▶ **WHAT TO DO**:
According to the pit viper description below, as what species have specimens from India recently been re-identified?

▶ **PAGE EXCERPT**:
Head scalation consists of 10–11(12) upper labials, the first partially or completely fused to the nasal. Head scales small, subequal, feebly imbricate, smooth or weakly keeled. The supraoculars are narrow (occasionally enlarged and undivided) with 8–12 interocular scales between them. Temporal scales smooth.

Midbody has 29 (rarely 19) longitudinal dorsal scale rows. The ventral scales are 155–166 in males, 152–176 in females. The subcaudals are paired, 60–72 in males, 49–66 in females. The hemipenes are without spines.

Color pattern: green above, the side of the head below the eyes is yellow, white or pale green, much lighter than rest of head. The belly is green, yellowish or white below. A light ventrolateral stripe is present in all males, but absent in females. The end of tail is not mottled brown.

==Distribution and habitat==
Found in Nepal, Bhutan, Myanmar, Thailand, Cambodia, Laos, Vietnam, southern China (Fujian, Hainan, Guangxi, Guangdong), Hong Kong, Macau, Indonesia (Sumatra, Java, Lombok, Sumbawa, Komodo, Flores, Sumba, Roti, Kisar, Wetar). The type locality given is "China".

The species is not found in India. Specimens from India have been recently re-identified as Trimeresurus salazar (Vogel et al. 2022). Specimens from the Nicobar islands have been described as Trimeresurus davidi, a new species.

==Diet==
Its meals consist of birds, small frogs, and small mammals. This snake doesn't strike and release its prey; like many arboreal snakes, rather holds on to the prey item until it dies.

==Venom==
The venom is primarily hemotoxic.
Results of bites from this species range from mild envenoming to death. The venom of white-lipped pitviper contains procoagulant properties. There have been numerous reported bites with few fatalities.

Page layout parsing data:
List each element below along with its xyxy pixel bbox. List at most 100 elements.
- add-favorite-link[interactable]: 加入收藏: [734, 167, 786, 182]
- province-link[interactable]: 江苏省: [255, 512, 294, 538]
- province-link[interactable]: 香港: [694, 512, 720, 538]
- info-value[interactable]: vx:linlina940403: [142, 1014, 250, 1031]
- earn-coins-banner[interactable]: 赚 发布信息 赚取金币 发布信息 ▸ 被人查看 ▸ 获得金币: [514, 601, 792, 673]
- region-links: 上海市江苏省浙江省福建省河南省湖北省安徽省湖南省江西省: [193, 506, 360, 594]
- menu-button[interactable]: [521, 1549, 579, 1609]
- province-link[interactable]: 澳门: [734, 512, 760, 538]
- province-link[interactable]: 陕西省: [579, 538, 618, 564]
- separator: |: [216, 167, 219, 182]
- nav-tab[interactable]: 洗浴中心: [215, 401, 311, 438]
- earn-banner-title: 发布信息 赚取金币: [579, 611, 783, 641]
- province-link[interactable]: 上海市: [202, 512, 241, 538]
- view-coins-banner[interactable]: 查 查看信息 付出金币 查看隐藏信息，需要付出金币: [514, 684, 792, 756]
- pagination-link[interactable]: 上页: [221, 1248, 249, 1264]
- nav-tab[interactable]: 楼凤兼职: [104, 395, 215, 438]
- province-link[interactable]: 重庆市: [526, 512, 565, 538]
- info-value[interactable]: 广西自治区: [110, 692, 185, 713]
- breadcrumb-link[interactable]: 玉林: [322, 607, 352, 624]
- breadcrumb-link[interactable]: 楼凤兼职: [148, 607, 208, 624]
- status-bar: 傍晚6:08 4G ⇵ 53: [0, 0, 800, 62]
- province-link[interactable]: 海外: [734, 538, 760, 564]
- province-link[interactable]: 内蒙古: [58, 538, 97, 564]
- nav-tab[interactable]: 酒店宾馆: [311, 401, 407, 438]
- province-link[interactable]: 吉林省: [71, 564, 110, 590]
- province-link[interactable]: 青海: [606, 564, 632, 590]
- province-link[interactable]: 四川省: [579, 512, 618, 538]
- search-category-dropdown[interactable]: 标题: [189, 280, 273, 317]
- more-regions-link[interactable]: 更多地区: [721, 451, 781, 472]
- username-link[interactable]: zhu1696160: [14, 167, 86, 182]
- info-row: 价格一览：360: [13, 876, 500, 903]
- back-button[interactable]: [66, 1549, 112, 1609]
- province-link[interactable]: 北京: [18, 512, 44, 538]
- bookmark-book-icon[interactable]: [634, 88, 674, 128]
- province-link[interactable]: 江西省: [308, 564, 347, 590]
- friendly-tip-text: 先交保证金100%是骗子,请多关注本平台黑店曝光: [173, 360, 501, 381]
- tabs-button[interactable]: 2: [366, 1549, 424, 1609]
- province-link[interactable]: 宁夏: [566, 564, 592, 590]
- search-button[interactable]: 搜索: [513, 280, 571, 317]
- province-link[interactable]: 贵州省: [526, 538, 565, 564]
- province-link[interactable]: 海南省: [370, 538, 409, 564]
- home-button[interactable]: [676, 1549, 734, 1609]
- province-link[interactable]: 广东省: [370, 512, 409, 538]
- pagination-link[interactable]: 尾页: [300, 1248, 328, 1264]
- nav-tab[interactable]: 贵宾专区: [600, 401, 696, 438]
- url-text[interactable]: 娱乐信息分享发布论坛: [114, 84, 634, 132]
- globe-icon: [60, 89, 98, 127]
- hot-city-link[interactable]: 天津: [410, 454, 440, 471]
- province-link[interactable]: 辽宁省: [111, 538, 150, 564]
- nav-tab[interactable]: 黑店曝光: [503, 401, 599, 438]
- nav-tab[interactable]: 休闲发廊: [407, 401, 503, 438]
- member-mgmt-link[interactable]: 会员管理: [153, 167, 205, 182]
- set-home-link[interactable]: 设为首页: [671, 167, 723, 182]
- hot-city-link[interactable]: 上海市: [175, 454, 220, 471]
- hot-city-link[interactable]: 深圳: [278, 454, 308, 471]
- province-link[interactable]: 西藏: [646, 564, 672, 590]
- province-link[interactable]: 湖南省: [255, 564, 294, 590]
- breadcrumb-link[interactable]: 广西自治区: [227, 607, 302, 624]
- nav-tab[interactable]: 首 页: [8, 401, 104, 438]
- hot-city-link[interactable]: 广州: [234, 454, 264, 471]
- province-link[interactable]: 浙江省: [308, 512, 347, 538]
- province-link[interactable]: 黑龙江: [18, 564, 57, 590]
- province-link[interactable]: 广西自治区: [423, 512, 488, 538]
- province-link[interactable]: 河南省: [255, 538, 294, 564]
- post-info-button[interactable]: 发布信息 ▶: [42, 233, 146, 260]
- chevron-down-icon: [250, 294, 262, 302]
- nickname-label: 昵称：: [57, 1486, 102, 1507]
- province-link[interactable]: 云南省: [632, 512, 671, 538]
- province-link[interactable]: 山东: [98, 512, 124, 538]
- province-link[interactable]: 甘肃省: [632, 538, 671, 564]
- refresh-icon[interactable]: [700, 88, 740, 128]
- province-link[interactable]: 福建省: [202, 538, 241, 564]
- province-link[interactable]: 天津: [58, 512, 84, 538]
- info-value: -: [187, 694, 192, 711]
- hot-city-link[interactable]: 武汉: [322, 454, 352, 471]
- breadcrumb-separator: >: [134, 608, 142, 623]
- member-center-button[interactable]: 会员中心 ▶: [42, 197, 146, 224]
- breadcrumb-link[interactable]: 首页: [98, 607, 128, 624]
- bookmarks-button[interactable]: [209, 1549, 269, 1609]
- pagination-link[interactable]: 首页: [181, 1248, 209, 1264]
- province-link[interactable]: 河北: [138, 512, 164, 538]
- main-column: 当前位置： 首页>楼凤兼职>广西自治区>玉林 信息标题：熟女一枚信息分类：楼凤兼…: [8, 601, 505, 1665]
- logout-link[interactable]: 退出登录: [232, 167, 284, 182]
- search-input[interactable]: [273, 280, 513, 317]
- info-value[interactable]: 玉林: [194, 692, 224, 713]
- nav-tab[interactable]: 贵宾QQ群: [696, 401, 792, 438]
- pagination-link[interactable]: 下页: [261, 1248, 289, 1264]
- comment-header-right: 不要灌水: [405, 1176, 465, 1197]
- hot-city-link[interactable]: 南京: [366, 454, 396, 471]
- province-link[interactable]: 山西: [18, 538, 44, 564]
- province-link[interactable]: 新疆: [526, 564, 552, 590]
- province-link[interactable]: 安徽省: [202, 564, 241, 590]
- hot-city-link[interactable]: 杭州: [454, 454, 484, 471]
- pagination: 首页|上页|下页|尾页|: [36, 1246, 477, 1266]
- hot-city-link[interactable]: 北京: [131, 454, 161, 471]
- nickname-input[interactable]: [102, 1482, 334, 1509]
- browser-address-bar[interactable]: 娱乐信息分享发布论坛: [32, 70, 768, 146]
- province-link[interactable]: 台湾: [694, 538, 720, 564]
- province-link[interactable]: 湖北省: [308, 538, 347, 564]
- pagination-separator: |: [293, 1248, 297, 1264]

▶ **ANSWER SPACE**:
Trimeresurus salazar